═══ EXERCISE INPUT

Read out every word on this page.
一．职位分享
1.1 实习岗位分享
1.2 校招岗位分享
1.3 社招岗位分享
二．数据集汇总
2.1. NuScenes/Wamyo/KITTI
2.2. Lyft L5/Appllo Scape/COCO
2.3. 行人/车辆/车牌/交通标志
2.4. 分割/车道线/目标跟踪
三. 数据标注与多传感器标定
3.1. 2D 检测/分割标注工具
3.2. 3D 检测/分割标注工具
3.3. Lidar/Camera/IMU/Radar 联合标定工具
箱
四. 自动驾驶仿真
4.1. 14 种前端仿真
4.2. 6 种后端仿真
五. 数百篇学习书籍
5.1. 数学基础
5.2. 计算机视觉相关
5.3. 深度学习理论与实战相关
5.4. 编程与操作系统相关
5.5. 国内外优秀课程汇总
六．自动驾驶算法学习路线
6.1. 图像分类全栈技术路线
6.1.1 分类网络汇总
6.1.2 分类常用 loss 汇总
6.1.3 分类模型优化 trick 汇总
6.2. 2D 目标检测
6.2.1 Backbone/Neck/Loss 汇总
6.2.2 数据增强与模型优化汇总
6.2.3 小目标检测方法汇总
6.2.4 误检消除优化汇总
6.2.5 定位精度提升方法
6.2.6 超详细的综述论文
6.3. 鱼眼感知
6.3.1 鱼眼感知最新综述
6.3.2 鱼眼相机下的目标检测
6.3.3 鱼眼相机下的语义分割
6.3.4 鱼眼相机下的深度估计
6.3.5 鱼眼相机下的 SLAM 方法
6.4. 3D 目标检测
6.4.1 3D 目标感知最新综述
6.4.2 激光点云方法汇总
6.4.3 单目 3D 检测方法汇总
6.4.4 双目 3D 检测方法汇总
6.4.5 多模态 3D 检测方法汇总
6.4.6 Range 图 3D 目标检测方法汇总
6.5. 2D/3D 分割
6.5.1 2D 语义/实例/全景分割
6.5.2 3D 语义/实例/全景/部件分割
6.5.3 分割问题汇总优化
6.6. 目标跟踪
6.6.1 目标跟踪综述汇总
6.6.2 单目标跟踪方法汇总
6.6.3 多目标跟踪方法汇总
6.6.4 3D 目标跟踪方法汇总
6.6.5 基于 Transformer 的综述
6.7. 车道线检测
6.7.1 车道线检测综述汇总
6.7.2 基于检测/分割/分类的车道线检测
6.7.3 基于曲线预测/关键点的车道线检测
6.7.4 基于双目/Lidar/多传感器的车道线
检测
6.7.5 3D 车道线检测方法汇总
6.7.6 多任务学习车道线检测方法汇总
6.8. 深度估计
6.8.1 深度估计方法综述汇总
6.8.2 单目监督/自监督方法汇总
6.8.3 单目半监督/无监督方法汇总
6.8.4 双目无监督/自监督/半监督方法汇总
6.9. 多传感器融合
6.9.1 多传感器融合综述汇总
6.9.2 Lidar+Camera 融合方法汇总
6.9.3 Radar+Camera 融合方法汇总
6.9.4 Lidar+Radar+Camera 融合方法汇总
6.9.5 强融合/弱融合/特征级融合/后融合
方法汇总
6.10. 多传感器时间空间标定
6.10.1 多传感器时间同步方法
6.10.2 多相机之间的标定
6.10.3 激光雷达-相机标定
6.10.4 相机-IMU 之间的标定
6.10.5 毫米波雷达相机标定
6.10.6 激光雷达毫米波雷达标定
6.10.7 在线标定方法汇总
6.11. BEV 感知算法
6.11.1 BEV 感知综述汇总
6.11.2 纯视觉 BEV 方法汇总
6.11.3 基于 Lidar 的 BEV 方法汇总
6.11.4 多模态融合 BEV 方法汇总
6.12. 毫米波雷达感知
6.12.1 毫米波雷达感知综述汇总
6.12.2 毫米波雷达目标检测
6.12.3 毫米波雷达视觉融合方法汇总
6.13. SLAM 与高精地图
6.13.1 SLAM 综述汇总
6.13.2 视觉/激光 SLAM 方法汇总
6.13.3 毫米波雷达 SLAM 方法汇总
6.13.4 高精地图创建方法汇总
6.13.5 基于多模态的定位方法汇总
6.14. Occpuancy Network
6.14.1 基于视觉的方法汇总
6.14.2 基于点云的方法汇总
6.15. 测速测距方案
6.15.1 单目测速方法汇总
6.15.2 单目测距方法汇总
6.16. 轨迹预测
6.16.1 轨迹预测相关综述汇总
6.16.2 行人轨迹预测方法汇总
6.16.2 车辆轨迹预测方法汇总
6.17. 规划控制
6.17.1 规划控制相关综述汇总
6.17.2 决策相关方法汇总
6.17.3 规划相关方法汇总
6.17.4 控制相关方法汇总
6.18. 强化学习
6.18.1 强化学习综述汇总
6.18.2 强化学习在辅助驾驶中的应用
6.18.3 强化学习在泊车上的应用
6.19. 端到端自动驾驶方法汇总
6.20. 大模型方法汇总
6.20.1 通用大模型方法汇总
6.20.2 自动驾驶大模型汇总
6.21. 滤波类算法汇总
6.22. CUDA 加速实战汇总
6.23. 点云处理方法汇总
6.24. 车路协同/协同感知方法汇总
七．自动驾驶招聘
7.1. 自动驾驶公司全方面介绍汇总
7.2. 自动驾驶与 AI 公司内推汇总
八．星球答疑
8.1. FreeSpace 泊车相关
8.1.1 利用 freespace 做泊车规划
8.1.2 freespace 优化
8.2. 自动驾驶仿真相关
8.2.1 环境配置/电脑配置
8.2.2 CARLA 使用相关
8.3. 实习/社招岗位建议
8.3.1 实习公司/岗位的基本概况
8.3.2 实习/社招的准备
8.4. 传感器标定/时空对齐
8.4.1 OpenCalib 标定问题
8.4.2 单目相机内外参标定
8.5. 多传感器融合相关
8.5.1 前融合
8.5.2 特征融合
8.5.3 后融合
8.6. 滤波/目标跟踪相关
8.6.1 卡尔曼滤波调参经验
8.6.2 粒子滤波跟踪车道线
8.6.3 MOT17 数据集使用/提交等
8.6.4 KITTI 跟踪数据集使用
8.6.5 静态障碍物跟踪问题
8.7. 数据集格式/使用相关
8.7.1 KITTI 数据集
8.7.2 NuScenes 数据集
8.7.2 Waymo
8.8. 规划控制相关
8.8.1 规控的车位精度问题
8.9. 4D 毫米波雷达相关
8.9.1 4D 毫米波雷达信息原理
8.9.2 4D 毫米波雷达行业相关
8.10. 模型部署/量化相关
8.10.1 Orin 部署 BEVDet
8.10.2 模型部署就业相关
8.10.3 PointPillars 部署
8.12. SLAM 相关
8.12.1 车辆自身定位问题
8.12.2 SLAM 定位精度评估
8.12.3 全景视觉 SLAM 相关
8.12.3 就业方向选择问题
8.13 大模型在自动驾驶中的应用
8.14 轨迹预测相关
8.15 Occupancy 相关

══════

• YOUR OBJECTIVE: Pick out every line holding the string "NuScenes" and return it.

• OUTPUT BELOW:
2.1. NuScenes/Wamyo/KITTI
8.7.2 NuScenes 数据集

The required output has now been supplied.